-- Exercise brief --
Transcribe every record that appears below, exactly and in full.

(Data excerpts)

________

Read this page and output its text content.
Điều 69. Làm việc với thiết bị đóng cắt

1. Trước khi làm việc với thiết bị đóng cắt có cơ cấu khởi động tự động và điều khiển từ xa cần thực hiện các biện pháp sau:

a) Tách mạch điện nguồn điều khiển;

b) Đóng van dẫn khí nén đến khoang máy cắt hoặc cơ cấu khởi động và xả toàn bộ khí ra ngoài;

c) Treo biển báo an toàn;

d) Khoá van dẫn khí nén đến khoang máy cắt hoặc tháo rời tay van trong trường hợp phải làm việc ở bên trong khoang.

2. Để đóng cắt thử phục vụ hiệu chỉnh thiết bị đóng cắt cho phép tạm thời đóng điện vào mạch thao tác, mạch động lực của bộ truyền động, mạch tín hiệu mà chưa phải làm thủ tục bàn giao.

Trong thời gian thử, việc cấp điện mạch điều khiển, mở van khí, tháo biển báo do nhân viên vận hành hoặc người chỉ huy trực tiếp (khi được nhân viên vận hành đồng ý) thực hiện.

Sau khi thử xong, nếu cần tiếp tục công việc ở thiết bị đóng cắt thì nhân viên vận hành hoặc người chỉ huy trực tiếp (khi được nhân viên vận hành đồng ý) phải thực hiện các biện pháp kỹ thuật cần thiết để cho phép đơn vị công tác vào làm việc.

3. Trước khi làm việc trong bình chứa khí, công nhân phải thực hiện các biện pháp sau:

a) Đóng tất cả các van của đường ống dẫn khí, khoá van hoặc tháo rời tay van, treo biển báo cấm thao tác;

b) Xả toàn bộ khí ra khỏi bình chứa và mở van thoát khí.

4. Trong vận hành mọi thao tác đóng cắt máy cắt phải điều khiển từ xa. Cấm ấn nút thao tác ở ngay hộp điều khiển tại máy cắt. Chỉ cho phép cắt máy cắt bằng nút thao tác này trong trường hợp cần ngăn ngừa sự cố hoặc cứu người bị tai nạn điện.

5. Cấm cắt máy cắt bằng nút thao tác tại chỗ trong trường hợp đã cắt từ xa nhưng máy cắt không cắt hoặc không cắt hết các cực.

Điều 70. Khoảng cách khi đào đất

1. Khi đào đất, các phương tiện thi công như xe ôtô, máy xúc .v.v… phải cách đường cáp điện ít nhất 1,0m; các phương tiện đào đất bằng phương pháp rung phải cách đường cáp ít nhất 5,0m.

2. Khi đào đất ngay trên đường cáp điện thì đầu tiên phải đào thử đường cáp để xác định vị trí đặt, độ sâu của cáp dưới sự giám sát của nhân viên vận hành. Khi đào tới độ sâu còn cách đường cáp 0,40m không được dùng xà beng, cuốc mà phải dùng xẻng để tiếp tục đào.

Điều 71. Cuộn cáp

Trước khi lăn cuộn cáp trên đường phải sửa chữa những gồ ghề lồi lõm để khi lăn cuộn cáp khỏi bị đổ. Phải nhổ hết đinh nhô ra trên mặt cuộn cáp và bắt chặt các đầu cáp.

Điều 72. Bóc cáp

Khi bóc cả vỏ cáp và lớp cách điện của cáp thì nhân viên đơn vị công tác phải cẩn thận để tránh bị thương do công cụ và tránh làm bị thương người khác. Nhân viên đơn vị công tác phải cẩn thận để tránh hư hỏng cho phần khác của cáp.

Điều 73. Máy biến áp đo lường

________

-- Exercise output --
Read this page and output its text content.
Điều 69. Làm việc với thiết bị đóng cắt

1. Trước khi làm việc với thiết bị đóng cắt có cơ cấu khởi động tự động và điều khiển từ xa cần thực hiện các biện pháp sau:

a) Tách mạch điện nguồn điều khiển;

b) Đóng van dẫn khí nén đến khoang máy cắt hoặc cơ cấu khởi động và xả toàn bộ khí ra ngoài;

c) Treo biển báo an toàn;

d) Khoá van dẫn khí nén đến khoang máy cắt hoặc tháo rời tay van trong trường hợp phải làm việc ở bên trong khoang.

2. Để đóng cắt thử phục vụ hiệu chỉnh thiết bị đóng cắt cho phép tạm thời đóng điện vào mạch thao tác, mạch động lực của bộ truyền động, mạch tín hiệu mà chưa phải làm thủ tục bàn giao.

Trong thời gian thử, việc cấp điện mạch điều khiển, mở van khí, tháo biển báo do nhân viên vận hành hoặc người chỉ huy trực tiếp (khi được nhân viên vận hành đồng ý) thực hiện.

Sau khi thử xong, nếu cần tiếp tục công việc ở thiết bị đóng cắt thì nhân viên vận hành hoặc người chỉ huy trực tiếp (khi được nhân viên vận hành đồng ý) phải thực hiện các biện pháp kỹ thuật cần thiết để cho phép đơn vị công tác vào làm việc.

3. Trước khi làm việc trong bình chứa khí, công nhân phải thực hiện các biện pháp sau:

a) Đóng tất cả các van của đường ống dẫn khí, khoá van hoặc tháo rời tay van, treo biển báo cấm thao tác;

b) Xả toàn bộ khí ra khỏi bình chứa và mở van thoát khí.

4. Trong vận hành mọi thao tác đóng cắt máy cắt phải điều khiển từ xa. Cấm ấn nút thao tác ở ngay hộp điều khiển tại máy cắt. Chỉ cho phép cắt máy cắt bằng nút thao tác này trong trường hợp cần ngăn ngừa sự cố hoặc cứu người bị tai nạn điện.

5. Cấm cắt máy cắt bằng nút thao tác tại chỗ trong trường hợp đã cắt từ xa nhưng máy cắt không cắt hoặc không cắt hết các cực.

Điều 70. Khoảng cách khi đào đất

1. Khi đào đất, các phương tiện thi công như xe ôtô, máy xúc .v.v… phải cách đường cáp điện ít nhất 1,0m; các phương tiện đào đất bằng phương pháp rung phải cách đường cáp ít nhất 5,0m.

2. Khi đào đất ngay trên đường cáp điện thì đầu tiên phải đào thử đường cáp để xác định vị trí đặt, độ sâu của cáp dưới sự giám sát của nhân viên vận hành. Khi đào tới độ sâu còn cách đường cáp 0,40m không được dùng xà beng, cuốc mà phải dùng xẻng để tiếp tục đào.

Điều 71. Cuộn cáp

Trước khi lăn cuộn cáp trên đường phải sửa chữa những gồ ghề lồi lõm để khi lăn cuộn cáp khỏi bị đổ. Phải nhổ hết đinh nhô ra trên mặt cuộn cáp và bắt chặt các đầu cáp.

Điều 72. Bóc cáp

Khi bóc cả vỏ cáp và lớp cách điện của cáp thì nhân viên đơn vị công tác phải cẩn thận để tránh bị thương do công cụ và tránh làm bị thương người khác. Nhân viên đơn vị công tác phải cẩn thận để tránh hư hỏng cho phần khác của cáp.

Điều 73. Máy biến áp đo lường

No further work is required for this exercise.